What you will do: Word for word, restate every line of the listing that follows.

Material shown:

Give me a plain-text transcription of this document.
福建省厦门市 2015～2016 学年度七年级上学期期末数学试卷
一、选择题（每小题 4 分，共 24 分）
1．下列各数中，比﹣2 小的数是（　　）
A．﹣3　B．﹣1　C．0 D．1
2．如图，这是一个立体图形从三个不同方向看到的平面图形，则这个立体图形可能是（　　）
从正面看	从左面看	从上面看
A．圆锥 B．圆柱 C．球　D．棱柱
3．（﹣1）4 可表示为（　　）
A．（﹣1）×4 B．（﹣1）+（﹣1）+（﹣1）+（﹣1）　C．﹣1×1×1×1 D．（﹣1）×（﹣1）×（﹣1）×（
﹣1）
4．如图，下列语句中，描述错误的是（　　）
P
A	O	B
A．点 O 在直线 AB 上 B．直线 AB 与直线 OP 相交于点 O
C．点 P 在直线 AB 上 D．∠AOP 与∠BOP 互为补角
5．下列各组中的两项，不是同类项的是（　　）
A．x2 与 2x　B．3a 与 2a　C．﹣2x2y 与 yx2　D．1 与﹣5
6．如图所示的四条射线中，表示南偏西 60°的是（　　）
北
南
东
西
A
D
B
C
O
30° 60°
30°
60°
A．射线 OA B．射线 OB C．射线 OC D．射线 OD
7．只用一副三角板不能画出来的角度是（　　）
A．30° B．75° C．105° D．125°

Correct response:
Give me a plain-text transcription of this document.
福建省厦门市 2015～2016 学年度七年级上学期期末数学试卷
一、选择题（每小题 4 分，共 24 分）
1．下列各数中，比﹣2 小的数是（　　）
A．﹣3　B．﹣1　C．0 D．1
2．如图，这是一个立体图形从三个不同方向看到的平面图形，则这个立体图形可能是（　　）
从正面看	从左面看	从上面看
A．圆锥 B．圆柱 C．球　D．棱柱
3．（﹣1）4 可表示为（　　）
A．（﹣1）×4 B．（﹣1）+（﹣1）+（﹣1）+（﹣1）　C．﹣1×1×1×1 D．（﹣1）×（﹣1）×（﹣1）×（
﹣1）
4．如图，下列语句中，描述错误的是（　　）
P
A	O	B
A．点 O 在直线 AB 上 B．直线 AB 与直线 OP 相交于点 O
C．点 P 在直线 AB 上 D．∠AOP 与∠BOP 互为补角
5．下列各组中的两项，不是同类项的是（　　）
A．x2 与 2x　B．3a 与 2a　C．﹣2x2y 与 yx2　D．1 与﹣5
6．如图所示的四条射线中，表示南偏西 60°的是（　　）
北
南
东
西
A
D
B
C
O
30° 60°
30°
60°
A．射线 OA B．射线 OB C．射线 OC D．射线 OD
7．只用一副三角板不能画出来的角度是（　　）
A．30° B．75° C．105° D．125°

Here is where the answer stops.